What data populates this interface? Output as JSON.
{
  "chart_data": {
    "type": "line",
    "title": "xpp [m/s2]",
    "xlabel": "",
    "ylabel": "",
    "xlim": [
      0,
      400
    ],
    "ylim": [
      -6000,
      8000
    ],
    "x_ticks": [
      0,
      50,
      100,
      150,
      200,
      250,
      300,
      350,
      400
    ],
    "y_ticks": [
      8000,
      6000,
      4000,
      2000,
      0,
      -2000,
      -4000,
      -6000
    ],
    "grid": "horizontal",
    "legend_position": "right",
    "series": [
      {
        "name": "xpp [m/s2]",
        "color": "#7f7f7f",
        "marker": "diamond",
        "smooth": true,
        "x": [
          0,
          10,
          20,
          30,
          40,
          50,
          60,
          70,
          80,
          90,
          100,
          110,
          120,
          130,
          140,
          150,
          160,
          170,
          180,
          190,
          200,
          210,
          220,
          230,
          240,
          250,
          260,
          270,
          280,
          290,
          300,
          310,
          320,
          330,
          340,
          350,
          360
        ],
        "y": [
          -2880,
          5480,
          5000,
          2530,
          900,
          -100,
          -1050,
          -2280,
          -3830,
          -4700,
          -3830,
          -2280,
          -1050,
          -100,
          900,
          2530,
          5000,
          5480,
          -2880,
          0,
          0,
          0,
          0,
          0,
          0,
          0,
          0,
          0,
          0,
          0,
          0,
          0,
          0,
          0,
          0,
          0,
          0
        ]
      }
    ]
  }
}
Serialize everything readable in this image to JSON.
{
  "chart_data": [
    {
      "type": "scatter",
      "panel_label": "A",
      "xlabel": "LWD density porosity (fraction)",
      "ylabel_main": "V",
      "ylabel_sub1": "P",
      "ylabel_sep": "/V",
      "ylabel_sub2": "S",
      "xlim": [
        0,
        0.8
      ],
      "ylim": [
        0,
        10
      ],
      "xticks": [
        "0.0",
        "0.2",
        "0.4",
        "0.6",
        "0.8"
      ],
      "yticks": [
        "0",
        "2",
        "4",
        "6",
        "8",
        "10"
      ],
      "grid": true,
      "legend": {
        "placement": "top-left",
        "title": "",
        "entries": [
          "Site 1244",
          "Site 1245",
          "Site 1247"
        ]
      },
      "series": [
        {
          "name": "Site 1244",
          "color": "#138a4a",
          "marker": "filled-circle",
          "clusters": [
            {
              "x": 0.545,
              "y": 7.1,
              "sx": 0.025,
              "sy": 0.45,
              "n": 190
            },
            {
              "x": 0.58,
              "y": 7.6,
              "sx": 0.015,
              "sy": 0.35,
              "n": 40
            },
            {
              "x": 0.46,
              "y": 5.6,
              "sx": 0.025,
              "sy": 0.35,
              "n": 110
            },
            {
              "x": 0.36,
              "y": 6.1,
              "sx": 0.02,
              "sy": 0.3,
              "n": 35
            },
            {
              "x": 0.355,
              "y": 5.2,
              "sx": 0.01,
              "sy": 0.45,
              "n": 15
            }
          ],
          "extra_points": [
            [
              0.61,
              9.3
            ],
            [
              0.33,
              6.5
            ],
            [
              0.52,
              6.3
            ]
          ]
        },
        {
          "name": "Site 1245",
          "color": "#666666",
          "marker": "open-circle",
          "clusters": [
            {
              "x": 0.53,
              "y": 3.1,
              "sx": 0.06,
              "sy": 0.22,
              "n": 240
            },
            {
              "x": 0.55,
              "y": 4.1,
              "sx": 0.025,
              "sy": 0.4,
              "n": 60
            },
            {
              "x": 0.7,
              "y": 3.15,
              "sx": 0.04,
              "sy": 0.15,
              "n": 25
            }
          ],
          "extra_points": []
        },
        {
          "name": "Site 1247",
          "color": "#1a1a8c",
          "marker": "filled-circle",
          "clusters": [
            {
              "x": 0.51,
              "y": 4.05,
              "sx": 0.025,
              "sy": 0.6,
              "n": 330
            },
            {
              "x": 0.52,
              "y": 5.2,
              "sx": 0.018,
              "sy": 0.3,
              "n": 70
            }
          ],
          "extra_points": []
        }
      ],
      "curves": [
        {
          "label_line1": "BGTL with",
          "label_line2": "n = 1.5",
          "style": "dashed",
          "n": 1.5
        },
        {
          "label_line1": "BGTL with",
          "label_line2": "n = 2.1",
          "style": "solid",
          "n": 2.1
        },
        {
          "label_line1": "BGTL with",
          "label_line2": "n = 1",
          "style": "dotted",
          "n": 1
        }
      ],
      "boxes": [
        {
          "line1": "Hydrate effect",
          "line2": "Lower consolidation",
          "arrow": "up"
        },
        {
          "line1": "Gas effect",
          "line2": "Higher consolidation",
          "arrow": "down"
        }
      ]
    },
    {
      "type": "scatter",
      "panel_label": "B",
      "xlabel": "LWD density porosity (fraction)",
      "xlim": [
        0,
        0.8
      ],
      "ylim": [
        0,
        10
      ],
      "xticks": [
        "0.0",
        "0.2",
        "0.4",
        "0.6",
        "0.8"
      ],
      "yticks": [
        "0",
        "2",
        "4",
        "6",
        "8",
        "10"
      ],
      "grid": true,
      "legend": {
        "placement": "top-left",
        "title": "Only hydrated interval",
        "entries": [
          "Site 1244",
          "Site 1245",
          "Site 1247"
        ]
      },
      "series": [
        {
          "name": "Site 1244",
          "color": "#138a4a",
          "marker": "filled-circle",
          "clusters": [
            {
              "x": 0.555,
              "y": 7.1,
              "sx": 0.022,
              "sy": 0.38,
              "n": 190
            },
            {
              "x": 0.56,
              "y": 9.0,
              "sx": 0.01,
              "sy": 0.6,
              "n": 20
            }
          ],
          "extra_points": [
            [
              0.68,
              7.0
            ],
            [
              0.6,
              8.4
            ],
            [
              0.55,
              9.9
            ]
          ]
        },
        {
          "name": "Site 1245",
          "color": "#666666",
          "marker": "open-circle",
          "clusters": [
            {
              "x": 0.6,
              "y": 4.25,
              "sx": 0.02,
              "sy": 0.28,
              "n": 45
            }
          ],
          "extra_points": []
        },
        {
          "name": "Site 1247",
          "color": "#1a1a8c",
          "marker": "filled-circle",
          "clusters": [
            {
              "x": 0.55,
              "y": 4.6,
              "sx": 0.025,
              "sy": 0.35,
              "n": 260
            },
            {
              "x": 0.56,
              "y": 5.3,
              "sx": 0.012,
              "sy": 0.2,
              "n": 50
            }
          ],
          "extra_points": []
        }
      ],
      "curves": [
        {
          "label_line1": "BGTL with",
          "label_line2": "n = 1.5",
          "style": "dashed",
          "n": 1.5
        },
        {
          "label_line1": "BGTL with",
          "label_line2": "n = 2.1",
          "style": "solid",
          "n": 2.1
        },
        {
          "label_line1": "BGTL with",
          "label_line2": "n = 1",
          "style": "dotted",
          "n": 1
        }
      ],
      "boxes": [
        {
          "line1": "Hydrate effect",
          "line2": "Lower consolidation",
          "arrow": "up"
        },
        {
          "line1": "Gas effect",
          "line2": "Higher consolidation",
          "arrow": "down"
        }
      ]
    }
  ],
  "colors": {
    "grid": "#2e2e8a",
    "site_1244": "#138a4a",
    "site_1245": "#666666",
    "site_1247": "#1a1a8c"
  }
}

* * *

» **Work to do**: Write out the full listing exactly as given.

» **Task output**:
What data populates this interface? Output as JSON.
{
  "chart_data": {
    "type": "line",
    "title": "xpp [m/s2]",
    "xlabel": "",
    "ylabel": "",
    "xlim": [
      0,
      400
    ],
    "ylim": [
      -6000,
      8000
    ],
    "x_ticks": [
      0,
      50,
      100,
      150,
      200,
      250,
      300,
      350,
      400
    ],
    "y_ticks": [
      8000,
      6000,
      4000,
      2000,
      0,
      -2000,
      -4000,
      -6000
    ],
    "grid": "horizontal",
    "legend_position": "right",
    "series": [
      {
        "name": "xpp [m/s2]",
        "color": "#7f7f7f",
        "marker": "diamond",
        "smooth": true,
        "x": [
          0,
          10,
          20,
          30,
          40,
          50,
          60,
          70,
          80,
          90,
          100,
          110,
          120,
          130,
          140,
          150,
          160,
          170,
          180,
          190,
          200,
          210,
          220,
          230,
          240,
          250,
          260,
          270,
          280,
          290,
          300,
          310,
          320,
          330,
          340,
          350,
          360
        ],
        "y": [
          -2880,
          5480,
          5000,
          2530,
          900,
          -100,
          -1050,
          -2280,
          -3830,
          -4700,
          -3830,
          -2280,
          -1050,
          -100,
          900,
          2530,
          5000,
          5480,
          -2880,
          0,
          0,
          0,
          0,
          0,
          0,
          0,
          0,
          0,
          0,
          0,
          0,
          0,
          0,
          0,
          0,
          0,
          0
        ]
      }
    ]
  }
}
Serialize everything readable in this image to JSON.
{
  "chart_data": [
    {
      "type": "scatter",
      "panel_label": "A",
      "xlabel": "LWD density porosity (fraction)",
      "ylabel_main": "V",
      "ylabel_sub1": "P",
      "ylabel_sep": "/V",
      "ylabel_sub2": "S",
      "xlim": [
        0,
        0.8
      ],
      "ylim": [
        0,
        10
      ],
      "xticks": [
        "0.0",
        "0.2",
        "0.4",
        "0.6",
        "0.8"
      ],
      "yticks": [
        "0",
        "2",
        "4",
        "6",
        "8",
        "10"
      ],
      "grid": true,
      "legend": {
        "placement": "top-left",
        "title": "",
        "entries": [
          "Site 1244",
          "Site 1245",
          "Site 1247"
        ]
      },
      "series": [
        {
          "name": "Site 1244",
          "color": "#138a4a",
          "marker": "filled-circle",
          "clusters": [
            {
              "x": 0.545,
              "y": 7.1,
              "sx": 0.025,
              "sy": 0.45,
              "n": 190
            },
            {
              "x": 0.58,
              "y": 7.6,
              "sx": 0.015,
              "sy": 0.35,
              "n": 40
            },
            {
              "x": 0.46,
              "y": 5.6,
              "sx": 0.025,
              "sy": 0.35,
              "n": 110
            },
            {
              "x": 0.36,
              "y": 6.1,
              "sx": 0.02,
              "sy": 0.3,
              "n": 35
            },
            {
              "x": 0.355,
              "y": 5.2,
              "sx": 0.01,
              "sy": 0.45,
              "n": 15
            }
          ],
          "extra_points": [
            [
              0.61,
              9.3
            ],
            [
              0.33,
              6.5
            ],
            [
              0.52,
              6.3
            ]
          ]
        },
        {
          "name": "Site 1245",
          "color": "#666666",
          "marker": "open-circle",
          "clusters": [
            {
              "x": 0.53,
              "y": 3.1,
              "sx": 0.06,
              "sy": 0.22,
              "n": 240
            },
            {
              "x": 0.55,
              "y": 4.1,
              "sx": 0.025,
              "sy": 0.4,
              "n": 60
            },
            {
              "x": 0.7,
              "y": 3.15,
              "sx": 0.04,
              "sy": 0.15,
              "n": 25
            }
          ],
          "extra_points": []
        },
        {
          "name": "Site 1247",
          "color": "#1a1a8c",
          "marker": "filled-circle",
          "clusters": [
            {
              "x": 0.51,
              "y": 4.05,
              "sx": 0.025,
              "sy": 0.6,
              "n": 330
            },
            {
              "x": 0.52,
              "y": 5.2,
              "sx": 0.018,
              "sy": 0.3,
              "n": 70
            }
          ],
          "extra_points": []
        }
      ],
      "curves": [
        {
          "label_line1": "BGTL with",
          "label_line2": "n = 1.5",
          "style": "dashed",
          "n": 1.5
        },
        {
          "label_line1": "BGTL with",
          "label_line2": "n = 2.1",
          "style": "solid",
          "n": 2.1
        },
        {
          "label_line1": "BGTL with",
          "label_line2": "n = 1",
          "style": "dotted",
          "n": 1
        }
      ],
      "boxes": [
        {
          "line1": "Hydrate effect",
          "line2": "Lower consolidation",
          "arrow": "up"
        },
        {
          "line1": "Gas effect",
          "line2": "Higher consolidation",
          "arrow": "down"
        }
      ]
    },
    {
      "type": "scatter",
      "panel_label": "B",
      "xlabel": "LWD density porosity (fraction)",
      "xlim": [
        0,
        0.8
      ],
      "ylim": [
        0,
        10
      ],
      "xticks": [
        "0.0",
        "0.2",
        "0.4",
        "0.6",
        "0.8"
      ],
      "yticks": [
        "0",
        "2",
        "4",
        "6",
        "8",
        "10"
      ],
      "grid": true,
      "legend": {
        "placement": "top-left",
        "title": "Only hydrated interval",
        "entries": [
          "Site 1244",
          "Site 1245",
          "Site 1247"
        ]
      },
      "series": [
        {
          "name": "Site 1244",
          "color": "#138a4a",
          "marker": "filled-circle",
          "clusters": [
            {
              "x": 0.555,
              "y": 7.1,
              "sx": 0.022,
              "sy": 0.38,
              "n": 190
            },
            {
              "x": 0.56,
              "y": 9.0,
              "sx": 0.01,
              "sy": 0.6,
              "n": 20
            }
          ],
          "extra_points": [
            [
              0.68,
              7.0
            ],
            [
              0.6,
              8.4
            ],
            [
              0.55,
              9.9
            ]
          ]
        },
        {
          "name": "Site 1245",
          "color": "#666666",
          "marker": "open-circle",
          "clusters": [
            {
              "x": 0.6,
              "y": 4.25,
              "sx": 0.02,
              "sy": 0.28,
              "n": 45
            }
          ],
          "extra_points": []
        },
        {
          "name": "Site 1247",
          "color": "#1a1a8c",
          "marker": "filled-circle",
          "clusters": [
            {
              "x": 0.55,
              "y": 4.6,
              "sx": 0.025,
              "sy": 0.35,
              "n": 260
            },
            {
              "x": 0.56,
              "y": 5.3,
              "sx": 0.012,
              "sy": 0.2,
              "n": 50
            }
          ],
          "extra_points": []
        }
      ],
      "curves": [
        {
          "label_line1": "BGTL with",
          "label_line2": "n = 1.5",
          "style": "dashed",
          "n": 1.5
        },
        {
          "label_line1": "BGTL with",
          "label_line2": "n = 2.1",
          "style": "solid",
          "n": 2.1
        },
        {
          "label_line1": "BGTL with",
          "label_line2": "n = 1",
          "style": "dotted",
          "n": 1
        }
      ],
      "boxes": [
        {
          "line1": "Hydrate effect",
          "line2": "Lower consolidation",
          "arrow": "up"
        },
        {
          "line1": "Gas effect",
          "line2": "Higher consolidation",
          "arrow": "down"
        }
      ]
    }
  ],
  "colors": {
    "grid": "#2e2e8a",
    "site_1244": "#138a4a",
    "site_1245": "#666666",
    "site_1247": "#1a1a8c"
  }
}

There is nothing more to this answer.